Repeat each entry exactly and drop the pictures.

>> BEGIN DATA ROWS

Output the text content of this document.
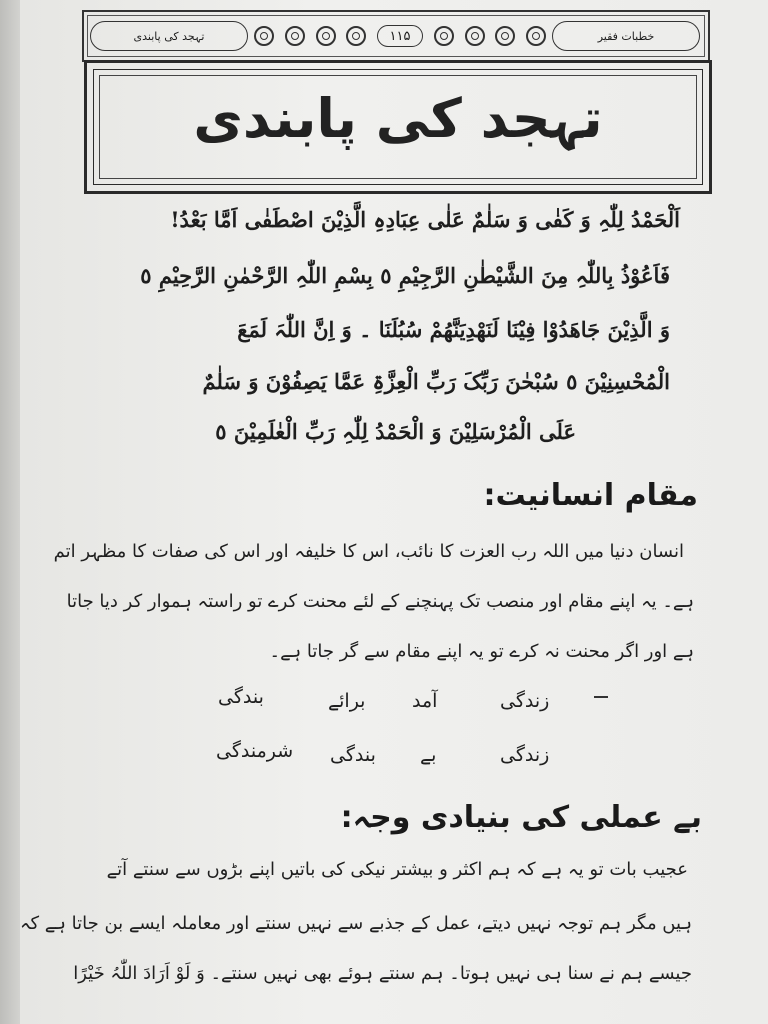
خطبات فقیر
۱۱۵
تہجد کی پابندی
تہجد کی پابندی
اَلْحَمْدُ لِلّٰہِ وَ کَفٰی وَ سَلٰمٌ عَلٰی عِبَادِہِ الَّذِیْنَ اصْطَفٰی اَمَّا بَعْدُ!
فَاَعُوْذُ بِاللّٰہِ مِنَ الشَّیْطٰنِ الرَّجِیْمِ ٥ بِسْمِ اللّٰہِ الرَّحْمٰنِ الرَّحِیْمِ ٥
وَ الَّذِیْنَ جَاھَدُوْا فِیْنَا لَنَھْدِیَنَّھُمْ سُبُلَنَا ۔ وَ اِنَّ اللّٰہَ لَمَعَ
الْمُحْسِنِیْنَ ٥ سُبْحٰنَ رَبِّکَ رَبِّ الْعِزَّۃِ عَمَّا یَصِفُوْنَ وَ سَلٰمٌ
عَلَی الْمُرْسَلِیْنَ وَ الْحَمْدُ لِلّٰہِ رَبِّ الْعٰلَمِیْنَ ٥
مقام انسانیت:
انسان دنیا میں اللہ رب العزت کا نائب، اس کا خلیفہ اور اس کی صفات کا مظہر اتم
ہے۔ یہ اپنے مقام اور منصب تک پہنچنے کے لئے محنت کرے تو راستہ ہموار کر دیا جاتا
ہے اور اگر محنت نہ کرے تو یہ اپنے مقام سے گر جاتا ہے۔
زندگی
آمد
برائے
بندگی
زندگی
بے
بندگی
شرمندگی
بے عملی کی بنیادی وجہ:
عجیب بات تو یہ ہے کہ ہم اکثر و بیشتر نیکی کی باتیں اپنے بڑوں سے سنتے آتے
ہیں مگر ہم توجہ نہیں دیتے، عمل کے جذبے سے نہیں سنتے اور معاملہ ایسے بن جاتا ہے کہ
جیسے ہم نے سنا ہی نہیں ہوتا۔ ہم سنتے ہوئے بھی نہیں سنتے۔ وَ لَوْ اَرَادَ اللّٰہُ خَیْرًا
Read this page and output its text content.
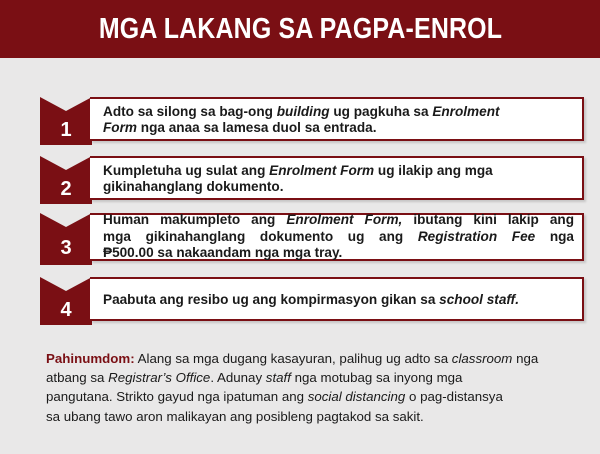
MGA LAKANG SA PAGPA-ENROL
1
Adto sa silong sa bag-ong building ug pagkuha sa Enrolment
Form nga anaa sa lamesa duol sa entrada.
2
Kumpletuha ug sulat ang Enrolment Form ug ilakip ang mga
gikinahanglang dokumento.
3
Human makumpleto ang Enrolment Form, ibutang kini lakip ang
mga gikinahanglang dokumento ug ang Registration Fee nga
₱500.00 sa nakaandam nga mga tray.
4	Paabuta ang resibo ug ang kompirmasyon gikan sa school staff.
Pahinumdom: Alang sa mga dugang kasayuran, palihug ug adto sa classroom nga
atbang sa Registrar’s Office. Adunay staff nga motubag sa inyong mga
pangutana. Strikto gayud nga ipatuman ang social distancing o pag-distansya
sa ubang tawo aron malikayan ang posibleng pagtakod sa sakit.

>> END DATA ROWS

• _TASK RESULT_
Output the text content of this document.
خطبات فقیر
۱۱۵
تہجد کی پابندی
تہجد کی پابندی
اَلْحَمْدُ لِلّٰہِ وَ کَفٰی وَ سَلٰمٌ عَلٰی عِبَادِہِ الَّذِیْنَ اصْطَفٰی اَمَّا بَعْدُ!
فَاَعُوْذُ بِاللّٰہِ مِنَ الشَّیْطٰنِ الرَّجِیْمِ ٥ بِسْمِ اللّٰہِ الرَّحْمٰنِ الرَّحِیْمِ ٥
وَ الَّذِیْنَ جَاھَدُوْا فِیْنَا لَنَھْدِیَنَّھُمْ سُبُلَنَا ۔ وَ اِنَّ اللّٰہَ لَمَعَ
الْمُحْسِنِیْنَ ٥ سُبْحٰنَ رَبِّکَ رَبِّ الْعِزَّۃِ عَمَّا یَصِفُوْنَ وَ سَلٰمٌ
عَلَی الْمُرْسَلِیْنَ وَ الْحَمْدُ لِلّٰہِ رَبِّ الْعٰلَمِیْنَ ٥
مقام انسانیت:
انسان دنیا میں اللہ رب العزت کا نائب، اس کا خلیفہ اور اس کی صفات کا مظہر اتم
ہے۔ یہ اپنے مقام اور منصب تک پہنچنے کے لئے محنت کرے تو راستہ ہموار کر دیا جاتا
ہے اور اگر محنت نہ کرے تو یہ اپنے مقام سے گر جاتا ہے۔
زندگی
آمد
برائے
بندگی
زندگی
بے
بندگی
شرمندگی
بے عملی کی بنیادی وجہ:
عجیب بات تو یہ ہے کہ ہم اکثر و بیشتر نیکی کی باتیں اپنے بڑوں سے سنتے آتے
ہیں مگر ہم توجہ نہیں دیتے، عمل کے جذبے سے نہیں سنتے اور معاملہ ایسے بن جاتا ہے کہ
جیسے ہم نے سنا ہی نہیں ہوتا۔ ہم سنتے ہوئے بھی نہیں سنتے۔ وَ لَوْ اَرَادَ اللّٰہُ خَیْرًا
Read this page and output its text content.
MGA LAKANG SA PAGPA-ENROL
1
Adto sa silong sa bag-ong building ug pagkuha sa Enrolment
Form nga anaa sa lamesa duol sa entrada.
2
Kumpletuha ug sulat ang Enrolment Form ug ilakip ang mga
gikinahanglang dokumento.
3
Human makumpleto ang Enrolment Form, ibutang kini lakip ang
mga gikinahanglang dokumento ug ang Registration Fee nga
₱500.00 sa nakaandam nga mga tray.
4	Paabuta ang resibo ug ang kompirmasyon gikan sa school staff.
Pahinumdom: Alang sa mga dugang kasayuran, palihug ug adto sa classroom nga
atbang sa Registrar’s Office. Adunay staff nga motubag sa inyong mga
pangutana. Strikto gayud nga ipatuman ang social distancing o pag-distansya
sa ubang tawo aron malikayan ang posibleng pagtakod sa sakit.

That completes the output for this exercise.